• Instruction 1
Summarize the blog post about embarrassing moments in two sentences.
• Instruction 2
Write the next part of the blog post about embarrassing moments, picking up after its final sentence.

• Source document

====

Things I will not be telling my kids if I ever want them to believe I'm cool

Embarrassing moments. Like farts, we all have them; some people have no problem talking about them, and others are a bit more private about them. I keep my farts a secret, but I WILL tell you some of my most embarrassing moments. How's THAT for an A+ introduction?!? My high school English professor might have written next to this, "Crude, but effective." Thaaaat's me!

My freshman year of college, I stayed out past curfew (that's right, curfew at college) so I could stay late after a concert and hang out with the band. They were from my school anyway, but they were still Indie rock stars (in my eyes) and therefore infinitely cool. We went to the equally infinitely cool but also very classy International House of Pancakes, because even in the "big city" that's the only thing open past 11. I have said on this blog before that I learn all my humor from funnier people, and that was especially true my freshman year. I hadn't quite learned the subtle art of stealing STYLE of humor...no, I preferred the easier method of directly quoting lesser-known comedians without credit. People assumed it was my material, and I gladly let them. I tended to be overshadowed by my even more outgoing and much funnier friends, so any leg-up I could get was incredibly helpful. We sat across from the lead singer, a very gangly, redheaded, quiet, inexplicably-godlike guy who could sing the ugly off a Klingon woman. Yeah, that good. Seriously, if you see a picture you won't get it, but somehow he's really hot. So I decided now would be a fantastic time to show off my totally original comedy. I said, "But really, I don't get why they call it 'IHOP.' I never leave here feeling like hopping. Shouldn't they call it, 'I...barely move' or 'I...need a wheelbarrow'?" And I got a really good laugh out of it from friends and band members alike. Then Corey softly, almost hesitantly, chimes in with, "Didn't a comedian say that?" Tennis-match style, everyone swivels to look at me. "Uh...yeah," I croak. "It was Jim Gaffigan. Thanks, Corey." Then I proceeded to turn 6 shades of red and get a flash of my future, filled with disappointment and disillusionment as a humorist. CBFF Christi still tells that story to anyone who starts to think I'm sort of funny...or anyone who will listen to her if I start to think I might be funny.

I currently sell furniture at a major company in Michigan. One day I was showing a man a bedroom set for his spare room, and he asked me to figure out the price on the whole group, but he wasn't going to buy it that day. If we know they're not going to buy that day we have to get a second person to try to convince them to buy it then, or at least to give them two people's names to hopefully remember when (if) they come back in. So I got an older man named Bill who has been there about twenty years. Bill chatted him up for a bit while I got the prices written down on my card, and I put Bill's name on the card as well. I handed it to the man, showed him both our names for when he came back, and he said, "Could you write down some identifiers too?" Confused, I said, "Sure," and took the card back. I looked at it for a second and next to Bill's name I wrote, "Older man w/ glasses" and next to my name I wrote, "Young, dark hair" and showed him what I'd written. He looked at it straight-faced and said, "That's great. ...Could you also write down what the furniture looks like?"

====

(Stored items)
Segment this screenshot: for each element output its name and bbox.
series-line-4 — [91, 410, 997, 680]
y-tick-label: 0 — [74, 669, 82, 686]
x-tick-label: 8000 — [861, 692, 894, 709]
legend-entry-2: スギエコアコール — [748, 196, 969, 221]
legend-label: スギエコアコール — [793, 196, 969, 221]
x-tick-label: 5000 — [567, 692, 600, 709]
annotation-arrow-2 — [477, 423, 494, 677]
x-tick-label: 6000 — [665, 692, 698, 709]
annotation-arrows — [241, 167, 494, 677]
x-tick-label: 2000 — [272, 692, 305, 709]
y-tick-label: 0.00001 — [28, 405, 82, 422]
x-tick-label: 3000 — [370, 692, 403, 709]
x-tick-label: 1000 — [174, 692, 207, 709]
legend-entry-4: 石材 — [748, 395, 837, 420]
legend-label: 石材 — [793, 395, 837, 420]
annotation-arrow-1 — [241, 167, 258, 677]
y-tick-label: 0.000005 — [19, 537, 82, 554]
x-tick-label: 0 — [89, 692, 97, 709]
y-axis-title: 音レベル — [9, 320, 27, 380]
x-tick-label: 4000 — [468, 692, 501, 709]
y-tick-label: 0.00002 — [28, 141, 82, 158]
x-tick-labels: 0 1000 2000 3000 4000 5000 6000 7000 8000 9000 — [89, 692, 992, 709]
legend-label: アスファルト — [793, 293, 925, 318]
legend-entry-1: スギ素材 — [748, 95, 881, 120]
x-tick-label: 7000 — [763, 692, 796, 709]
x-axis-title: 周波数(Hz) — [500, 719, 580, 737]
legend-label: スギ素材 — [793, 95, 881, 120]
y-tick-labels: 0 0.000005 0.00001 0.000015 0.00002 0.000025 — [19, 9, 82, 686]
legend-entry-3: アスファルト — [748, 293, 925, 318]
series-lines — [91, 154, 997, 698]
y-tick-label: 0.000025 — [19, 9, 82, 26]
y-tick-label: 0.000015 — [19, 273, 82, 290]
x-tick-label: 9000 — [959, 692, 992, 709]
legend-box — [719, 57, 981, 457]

====

• Final answer 1
The writer shares embarrassing moments, starting with a freshman-year night at IHOP with a band where the writer passed off a joke about the restaurant's name as original until Corey asked whether a comedian had said it, forcing the admission that it was Jim Gaffigan's. Later, while selling furniture in Michigan, the writer answered a customer's request for "identifiers" by describing the writer and a coworker named Bill next to their names, and the customer then asked for a description of the furniture as well.

• Final answer 2
We had a male gym teacher in high school who also taught Bible classes, history classes, coached soccer (JV and Varsity, both the boys' and the girls' teams), and was married to the Physics/Chemistry/Earth Science teacher/volleyball coach. Yeah, it was a small school. Seniors babysat their kid in the halls during their afternoon classes. His favorite thing to do was have us play indoor soccer. It didn't take much organization, we all knew the rules, he could sit in the corner and watch videos of the boys' games, and his girls could practice for spring season. I had discovered the awesome and oh-so-cool tearaway pants, and since they were PANTS I didn't see a reason to wear shorts under them. That's just begging to sweat through your underwear and get some serious swass* that you'd have to deal with for the rest of the school-day. BFF Cori told me on a few occasions that I should wear shorts, but I would not. I was going to march to the beat of my own drum, be a unique butterfly that intimidated people and that's why I never got asked out, and other cliches my mom told me during the 9.7 years I was in my awkward stage. While playing indoor soccer one day, I ran after the ball (which meant all eyes were on me), and hooked my thumb between two of the snaps accidentally, thereby revealing to everyone the utility and efficiency of tearaway pants...and also my underwear. I instantly collapsed like a rag doll, desperately trying to reattach a few of the snaps and possibly disappear into the floor as well. Unsure whether to laugh or cry hysterically, I settled for shaky laughter and misty eyes. Unfortunately, our teacher occasionally looked up from his soccer tapes and chose those few minutes as a good time to check in on our game. We didn't make eye contact for a week.

*Update: I realize I never explained "swass." This is what my coworker Tom affectionately calls "swamp ass," or the point in the day when you're sweating enough that your damp underwear begins to chafe your buttocks. And it's very uncomfortable. And apparently he gets it a lot at work. Because he sweats like my mom during a hot flash.